Please copy the part of the ROS2 setup steps that opens with "colcon build --symlink-install" and closes with "robot_ws where necessary.", swapping "underlay" for "base workspace".

§ **Selection**

★ ★ ★ ★ ★ ★ ★

To install ROS2 Humble on the Raspberry Pi, Ubuntu Server 22.04 was first flashed on a 32GB micro SD card, this process is detailed in this guide.

After inserting the SD card and booting up the Pi, the base installation of the ROS2 Humble is installed:

sudo apt install ros-humble-ros-base

Similarly, after the ROS2 Humble installation, create a workspace on the Raspberry Pi and clone this repository:

mkdir -p ~/robot_ws/src
cd ~/robot_ws
git clone https://github.com/TheNoobInventor/lidarbot.git

Install ROS dependencies:

cd ~/robot_ws
sudo rosdep init
rosdep update
rosdep install --from-paths src --ignore-src -r -y --skip-keys=rviz2

Build the workspace:

colcon build --symlink-install

Likewise, add run the commands, from the development machine setup section, to source the underlay and overlay in the respective shell configuration file --- replacing dev_ws with robot_ws where necessary.

★ ★ ★ ★ ★ ★ ★

Part of a data file
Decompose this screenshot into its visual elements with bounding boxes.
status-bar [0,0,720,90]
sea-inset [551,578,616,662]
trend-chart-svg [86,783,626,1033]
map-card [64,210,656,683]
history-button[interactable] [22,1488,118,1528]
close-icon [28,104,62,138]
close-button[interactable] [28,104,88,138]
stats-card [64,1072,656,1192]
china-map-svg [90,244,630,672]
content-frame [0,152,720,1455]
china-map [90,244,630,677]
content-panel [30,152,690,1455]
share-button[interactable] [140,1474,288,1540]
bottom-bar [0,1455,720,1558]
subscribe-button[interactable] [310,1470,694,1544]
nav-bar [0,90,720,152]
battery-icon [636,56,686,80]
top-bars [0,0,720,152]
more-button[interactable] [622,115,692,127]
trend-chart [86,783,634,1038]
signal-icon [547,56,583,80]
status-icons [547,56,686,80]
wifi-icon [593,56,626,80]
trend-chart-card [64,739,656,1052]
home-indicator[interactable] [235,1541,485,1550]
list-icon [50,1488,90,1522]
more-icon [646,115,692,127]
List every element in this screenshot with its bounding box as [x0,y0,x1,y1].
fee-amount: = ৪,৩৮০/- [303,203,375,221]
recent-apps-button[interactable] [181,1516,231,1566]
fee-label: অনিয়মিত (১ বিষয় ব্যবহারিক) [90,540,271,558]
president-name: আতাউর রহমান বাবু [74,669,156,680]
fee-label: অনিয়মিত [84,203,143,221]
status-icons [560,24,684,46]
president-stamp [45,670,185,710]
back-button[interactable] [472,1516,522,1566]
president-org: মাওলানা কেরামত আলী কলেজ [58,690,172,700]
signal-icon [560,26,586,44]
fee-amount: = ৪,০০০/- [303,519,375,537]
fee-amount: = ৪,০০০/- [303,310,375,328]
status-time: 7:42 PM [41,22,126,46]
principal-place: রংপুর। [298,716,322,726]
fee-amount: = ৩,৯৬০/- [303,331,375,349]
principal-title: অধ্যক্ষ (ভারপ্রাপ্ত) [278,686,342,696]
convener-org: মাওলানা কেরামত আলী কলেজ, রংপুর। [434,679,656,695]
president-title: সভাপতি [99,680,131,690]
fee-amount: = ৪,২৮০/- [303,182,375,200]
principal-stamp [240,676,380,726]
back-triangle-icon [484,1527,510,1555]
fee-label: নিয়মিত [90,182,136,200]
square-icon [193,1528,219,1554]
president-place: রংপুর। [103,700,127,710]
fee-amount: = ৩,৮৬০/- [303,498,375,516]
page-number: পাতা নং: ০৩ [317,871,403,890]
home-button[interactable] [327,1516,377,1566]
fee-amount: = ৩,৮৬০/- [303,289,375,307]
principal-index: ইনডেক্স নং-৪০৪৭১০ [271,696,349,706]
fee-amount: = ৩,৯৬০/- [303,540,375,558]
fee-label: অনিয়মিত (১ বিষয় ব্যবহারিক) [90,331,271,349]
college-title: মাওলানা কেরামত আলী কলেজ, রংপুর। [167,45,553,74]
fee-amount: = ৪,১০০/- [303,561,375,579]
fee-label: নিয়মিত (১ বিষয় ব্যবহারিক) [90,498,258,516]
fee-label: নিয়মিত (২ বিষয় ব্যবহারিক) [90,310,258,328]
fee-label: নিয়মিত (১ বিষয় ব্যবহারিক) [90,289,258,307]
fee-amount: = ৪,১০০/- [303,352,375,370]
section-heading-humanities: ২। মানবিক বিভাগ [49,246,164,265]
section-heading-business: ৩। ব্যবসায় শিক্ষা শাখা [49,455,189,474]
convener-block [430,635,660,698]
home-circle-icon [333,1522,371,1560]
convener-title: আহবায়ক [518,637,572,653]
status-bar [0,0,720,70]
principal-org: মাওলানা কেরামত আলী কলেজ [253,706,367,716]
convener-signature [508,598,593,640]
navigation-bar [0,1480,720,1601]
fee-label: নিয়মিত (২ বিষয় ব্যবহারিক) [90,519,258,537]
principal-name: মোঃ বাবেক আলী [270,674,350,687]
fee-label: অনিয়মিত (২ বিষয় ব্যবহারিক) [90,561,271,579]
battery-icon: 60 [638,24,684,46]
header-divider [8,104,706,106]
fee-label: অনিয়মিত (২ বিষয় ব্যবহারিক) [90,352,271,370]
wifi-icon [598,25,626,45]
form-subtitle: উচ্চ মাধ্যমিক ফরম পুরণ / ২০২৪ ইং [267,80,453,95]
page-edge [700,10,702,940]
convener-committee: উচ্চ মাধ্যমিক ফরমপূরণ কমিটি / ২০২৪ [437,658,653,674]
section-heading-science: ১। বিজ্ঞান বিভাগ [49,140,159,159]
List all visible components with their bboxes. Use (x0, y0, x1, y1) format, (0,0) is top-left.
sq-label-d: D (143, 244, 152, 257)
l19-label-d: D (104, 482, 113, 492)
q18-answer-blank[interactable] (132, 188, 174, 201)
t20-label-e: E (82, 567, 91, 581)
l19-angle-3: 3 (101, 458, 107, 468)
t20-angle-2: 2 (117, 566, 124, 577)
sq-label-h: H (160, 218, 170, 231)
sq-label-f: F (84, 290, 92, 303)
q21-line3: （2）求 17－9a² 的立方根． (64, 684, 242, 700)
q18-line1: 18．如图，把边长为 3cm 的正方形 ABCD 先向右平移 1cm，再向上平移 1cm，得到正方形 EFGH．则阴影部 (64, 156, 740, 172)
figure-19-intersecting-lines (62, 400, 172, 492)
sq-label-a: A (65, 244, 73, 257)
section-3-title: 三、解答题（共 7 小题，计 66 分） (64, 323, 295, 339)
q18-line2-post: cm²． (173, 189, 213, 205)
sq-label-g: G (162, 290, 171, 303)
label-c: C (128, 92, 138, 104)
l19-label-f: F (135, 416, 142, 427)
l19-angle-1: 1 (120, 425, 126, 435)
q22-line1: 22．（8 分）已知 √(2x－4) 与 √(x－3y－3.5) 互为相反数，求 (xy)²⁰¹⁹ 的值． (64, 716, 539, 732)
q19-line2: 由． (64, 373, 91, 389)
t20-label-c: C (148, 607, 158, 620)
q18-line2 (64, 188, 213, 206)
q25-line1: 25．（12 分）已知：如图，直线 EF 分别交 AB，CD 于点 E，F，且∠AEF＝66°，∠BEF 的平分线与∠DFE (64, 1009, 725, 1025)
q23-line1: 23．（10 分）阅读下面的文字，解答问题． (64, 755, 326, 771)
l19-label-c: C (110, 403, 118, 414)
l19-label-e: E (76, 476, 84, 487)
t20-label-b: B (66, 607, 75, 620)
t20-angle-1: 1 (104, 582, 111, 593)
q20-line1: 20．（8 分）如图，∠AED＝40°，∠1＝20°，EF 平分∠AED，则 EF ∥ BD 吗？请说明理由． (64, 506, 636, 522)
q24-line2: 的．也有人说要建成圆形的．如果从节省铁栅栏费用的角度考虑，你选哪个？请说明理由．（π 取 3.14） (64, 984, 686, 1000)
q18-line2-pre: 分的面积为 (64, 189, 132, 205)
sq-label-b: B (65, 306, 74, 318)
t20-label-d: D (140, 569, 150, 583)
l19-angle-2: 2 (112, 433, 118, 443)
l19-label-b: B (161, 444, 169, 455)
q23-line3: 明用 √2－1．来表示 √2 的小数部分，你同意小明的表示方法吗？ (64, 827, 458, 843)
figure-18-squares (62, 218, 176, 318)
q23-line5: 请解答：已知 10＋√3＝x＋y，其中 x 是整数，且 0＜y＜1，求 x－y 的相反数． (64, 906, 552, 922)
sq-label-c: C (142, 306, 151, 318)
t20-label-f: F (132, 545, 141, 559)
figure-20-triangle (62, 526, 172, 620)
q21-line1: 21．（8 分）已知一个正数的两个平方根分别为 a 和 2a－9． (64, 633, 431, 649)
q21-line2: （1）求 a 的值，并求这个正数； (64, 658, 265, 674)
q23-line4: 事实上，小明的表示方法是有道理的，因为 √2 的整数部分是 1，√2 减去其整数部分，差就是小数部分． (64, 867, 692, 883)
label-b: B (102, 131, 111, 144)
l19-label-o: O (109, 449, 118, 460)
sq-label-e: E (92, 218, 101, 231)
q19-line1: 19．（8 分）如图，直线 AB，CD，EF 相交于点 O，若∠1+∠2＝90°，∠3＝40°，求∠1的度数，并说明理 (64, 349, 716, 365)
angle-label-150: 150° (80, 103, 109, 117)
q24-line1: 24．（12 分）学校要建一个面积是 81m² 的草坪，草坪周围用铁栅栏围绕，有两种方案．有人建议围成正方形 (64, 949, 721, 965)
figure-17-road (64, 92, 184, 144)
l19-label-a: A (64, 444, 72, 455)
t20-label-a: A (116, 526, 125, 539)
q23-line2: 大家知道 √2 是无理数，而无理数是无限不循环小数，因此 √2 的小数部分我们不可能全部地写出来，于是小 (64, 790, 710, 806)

★ ★ ★ ★ ★ ★ ★

§ **Correct result**
colcon build --symlink-install

Likewise, add run the commands, from the development machine setup section, to source the base workspace and overlay in the respective shell configuration file --- replacing dev_ws with robot_ws where necessary.